[Opening Provided text section]

We propose, therefore, making end-of-key stage 1 assessments – both teacher assessment frameworks and national curriculum tests – in English reading, English writing, mathematics and science non-statutory for all-through primary schools11 once a new baseline in reception has become fully established.

There is still value in being able to benchmark pupil performance against national standards at this point.

We would continue to expect schools to provide parents with more detailed information about their child’s performance at the end of KS1, as the midway point in primary school.


Monitoring national standards at KS1

If KS1 assessment becomes non-statutory to provide an ongoing picture of national standards we would intend to sample key stage 1 assessment data from a small proportion of schools. This data would be anonymised and would not be used for school accountability purposes.


School types and assessment

The introduction of a new assessment in reception as a baseline for measuring progress would have an impact on infant, junior and middle schools…we will need to reconsider the best accountability arrangements for these types of school.

These schools would be judged on a different basis from all-through primary schools and so would need to be compared against each other, rather than all other schools with KS2 provision.

The alternative would be to hold infant and junior schools to account using a single reception to key stage 2 progress measure, encouraging greater collaboration between infant and junior schools.

We want our statutory assessment system to strike a balance between enabling national standards to be maintained whilst limiting the burdens on teachers and children.


Collection of teacher assessment data at the end of KS2

Ongoing classroom teacher assessment is a vital part of teaching, and critical to discussions with parents. However should we continue to require statutory, summative, teacher assessment in key stage 2 English reading and mathematics, when we use only test data for headline attainment and progress measures in these subjects?

We would continue to collect teacher assessment data in science and English writing.


KS1 English grammar, punctuation and spelling test

We propose that the key stage 1 English grammar, punctuation and spelling test should remain non-statutory for schools to administer beyond the 2016-2017 academic year.


Multiplication tables check

We plan to introduce a national multiplication tables check from the 2018-2019 academic year.

Likely to be taken online.

This check would not be designed as a school accountability measure.

Results will only be published at a national and local authority level. The data will not be used to trigger inspection or intervention.

End of Y4? During Y5? During Y6?


Improving end of KS statutory teacher assessment

We would also like to consider whether there are additional opportunities to reduce burdens for schools and pupils by improving the administration of statutory assessments in primary schools.

Discussed the possibility of no longer collecting statutory teacher assessment data where it is not used in headline progress and attainment measures.

The interim teacher assessment frameworks were designed to assess whether pupils have a firm grounding in the national curriculum by requiring teachers to demonstrate that pupils can meet every ‘pupil can’ statement. This approach aims to achieve greater consistency in the judgements made by teachers and to avoid pupils moving on in their education with significant and limiting gaps.

We believe that this approach (Interim Frameworks) was broadly appropriate for English reading, mathematics and science at key stages 1 and 2. We will maintain this approach for these subjects in future years. However, we plan to review the ‘pupil can’ statements within these frameworks.



The 2011 Bew Review of key stage 2 assessment emphasised, English writing warrants a different approach to assessment, rather than the application of a test.

The interim frameworks do not provide sufficient flexibility for teachers to reach judgements which are representative of pupils’ overall ability in this subject.

[Closing Provided text section]

In the primary assessment text above, why did the interim teacher assessment frameworks require teachers to show that pupils can meet every 'pupil can' statement? Answer in one to three sentences.

[Opening Data extract section]

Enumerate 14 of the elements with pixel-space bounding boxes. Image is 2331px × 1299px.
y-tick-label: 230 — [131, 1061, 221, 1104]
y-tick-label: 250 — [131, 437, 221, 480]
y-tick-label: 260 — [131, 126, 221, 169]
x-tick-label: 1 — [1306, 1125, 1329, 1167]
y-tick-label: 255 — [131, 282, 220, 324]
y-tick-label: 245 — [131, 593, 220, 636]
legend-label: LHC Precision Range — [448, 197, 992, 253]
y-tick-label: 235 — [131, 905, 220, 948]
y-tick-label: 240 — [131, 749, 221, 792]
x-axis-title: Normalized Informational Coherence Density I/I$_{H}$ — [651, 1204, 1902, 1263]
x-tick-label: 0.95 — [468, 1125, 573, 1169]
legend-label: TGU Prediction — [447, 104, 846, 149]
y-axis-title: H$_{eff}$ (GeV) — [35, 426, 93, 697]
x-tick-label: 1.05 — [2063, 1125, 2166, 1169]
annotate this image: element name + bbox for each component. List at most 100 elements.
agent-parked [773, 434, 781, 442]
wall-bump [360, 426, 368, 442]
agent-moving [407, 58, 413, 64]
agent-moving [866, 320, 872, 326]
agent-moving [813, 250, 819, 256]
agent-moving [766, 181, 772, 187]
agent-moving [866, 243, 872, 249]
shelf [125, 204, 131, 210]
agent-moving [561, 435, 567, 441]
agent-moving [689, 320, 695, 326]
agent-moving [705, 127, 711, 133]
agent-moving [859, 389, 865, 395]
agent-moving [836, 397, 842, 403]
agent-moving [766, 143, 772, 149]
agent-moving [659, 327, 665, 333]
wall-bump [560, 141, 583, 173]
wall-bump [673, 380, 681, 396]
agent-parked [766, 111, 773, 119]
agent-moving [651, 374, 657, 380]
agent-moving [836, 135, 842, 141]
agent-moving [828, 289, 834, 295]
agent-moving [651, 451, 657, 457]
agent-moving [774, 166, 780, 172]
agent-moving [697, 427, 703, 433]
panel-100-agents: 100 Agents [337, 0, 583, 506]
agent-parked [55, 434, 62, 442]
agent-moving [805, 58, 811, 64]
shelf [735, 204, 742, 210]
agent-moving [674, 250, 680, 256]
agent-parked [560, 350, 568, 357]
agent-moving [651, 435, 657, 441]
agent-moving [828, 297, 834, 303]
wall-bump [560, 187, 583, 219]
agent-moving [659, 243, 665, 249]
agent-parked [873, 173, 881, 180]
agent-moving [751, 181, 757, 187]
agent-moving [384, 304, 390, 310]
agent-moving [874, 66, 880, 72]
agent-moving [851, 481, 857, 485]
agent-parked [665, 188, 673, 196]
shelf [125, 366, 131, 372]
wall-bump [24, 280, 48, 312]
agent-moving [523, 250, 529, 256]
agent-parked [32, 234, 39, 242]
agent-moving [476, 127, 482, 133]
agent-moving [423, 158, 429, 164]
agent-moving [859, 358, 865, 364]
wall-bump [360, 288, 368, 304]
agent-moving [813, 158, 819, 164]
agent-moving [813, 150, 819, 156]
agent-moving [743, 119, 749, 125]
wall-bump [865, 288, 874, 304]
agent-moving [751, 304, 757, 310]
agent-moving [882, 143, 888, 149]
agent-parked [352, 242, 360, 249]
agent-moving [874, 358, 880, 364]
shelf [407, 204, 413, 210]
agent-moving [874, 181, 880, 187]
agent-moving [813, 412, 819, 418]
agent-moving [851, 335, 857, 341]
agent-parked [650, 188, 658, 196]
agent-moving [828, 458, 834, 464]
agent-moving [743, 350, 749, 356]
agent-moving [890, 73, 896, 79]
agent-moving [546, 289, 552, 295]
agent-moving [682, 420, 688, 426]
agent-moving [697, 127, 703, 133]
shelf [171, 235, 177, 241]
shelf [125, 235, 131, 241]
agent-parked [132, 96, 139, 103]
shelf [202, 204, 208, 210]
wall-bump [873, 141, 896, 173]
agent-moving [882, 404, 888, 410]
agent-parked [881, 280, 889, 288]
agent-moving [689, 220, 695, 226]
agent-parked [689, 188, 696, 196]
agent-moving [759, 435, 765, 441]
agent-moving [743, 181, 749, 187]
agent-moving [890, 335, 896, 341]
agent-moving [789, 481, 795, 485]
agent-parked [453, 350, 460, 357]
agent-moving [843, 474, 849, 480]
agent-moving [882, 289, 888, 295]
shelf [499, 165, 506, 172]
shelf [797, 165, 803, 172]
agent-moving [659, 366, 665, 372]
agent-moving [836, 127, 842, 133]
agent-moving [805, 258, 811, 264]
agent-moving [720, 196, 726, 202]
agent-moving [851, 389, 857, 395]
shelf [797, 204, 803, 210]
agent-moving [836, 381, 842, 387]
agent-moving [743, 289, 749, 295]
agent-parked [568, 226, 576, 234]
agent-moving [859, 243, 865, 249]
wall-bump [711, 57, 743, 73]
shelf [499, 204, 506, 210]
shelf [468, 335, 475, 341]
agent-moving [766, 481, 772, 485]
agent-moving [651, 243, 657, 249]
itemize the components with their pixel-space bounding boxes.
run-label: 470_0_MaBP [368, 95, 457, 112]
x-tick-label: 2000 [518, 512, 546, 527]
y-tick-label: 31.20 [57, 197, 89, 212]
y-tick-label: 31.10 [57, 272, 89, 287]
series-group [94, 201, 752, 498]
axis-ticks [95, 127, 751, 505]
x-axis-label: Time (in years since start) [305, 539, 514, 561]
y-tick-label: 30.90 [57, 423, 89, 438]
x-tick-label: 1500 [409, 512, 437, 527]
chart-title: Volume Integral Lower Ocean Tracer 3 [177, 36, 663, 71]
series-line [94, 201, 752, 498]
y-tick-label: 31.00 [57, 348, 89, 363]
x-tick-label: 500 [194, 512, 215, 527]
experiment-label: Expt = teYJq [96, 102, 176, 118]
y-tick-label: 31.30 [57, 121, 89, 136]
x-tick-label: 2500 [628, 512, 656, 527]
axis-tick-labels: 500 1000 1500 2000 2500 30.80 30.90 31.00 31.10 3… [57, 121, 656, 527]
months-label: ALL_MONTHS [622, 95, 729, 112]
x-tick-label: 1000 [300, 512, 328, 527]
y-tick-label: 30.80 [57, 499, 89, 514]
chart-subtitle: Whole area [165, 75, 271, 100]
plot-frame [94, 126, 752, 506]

[Closing Data extract section]

- _Finished task_
The frameworks were designed to assess whether pupils have a firm grounding in the national curriculum. Requiring every 'pupil can' statement to be met aimed to make teachers' judgements more consistent and to keep pupils from moving on in their education with significant and limiting gaps.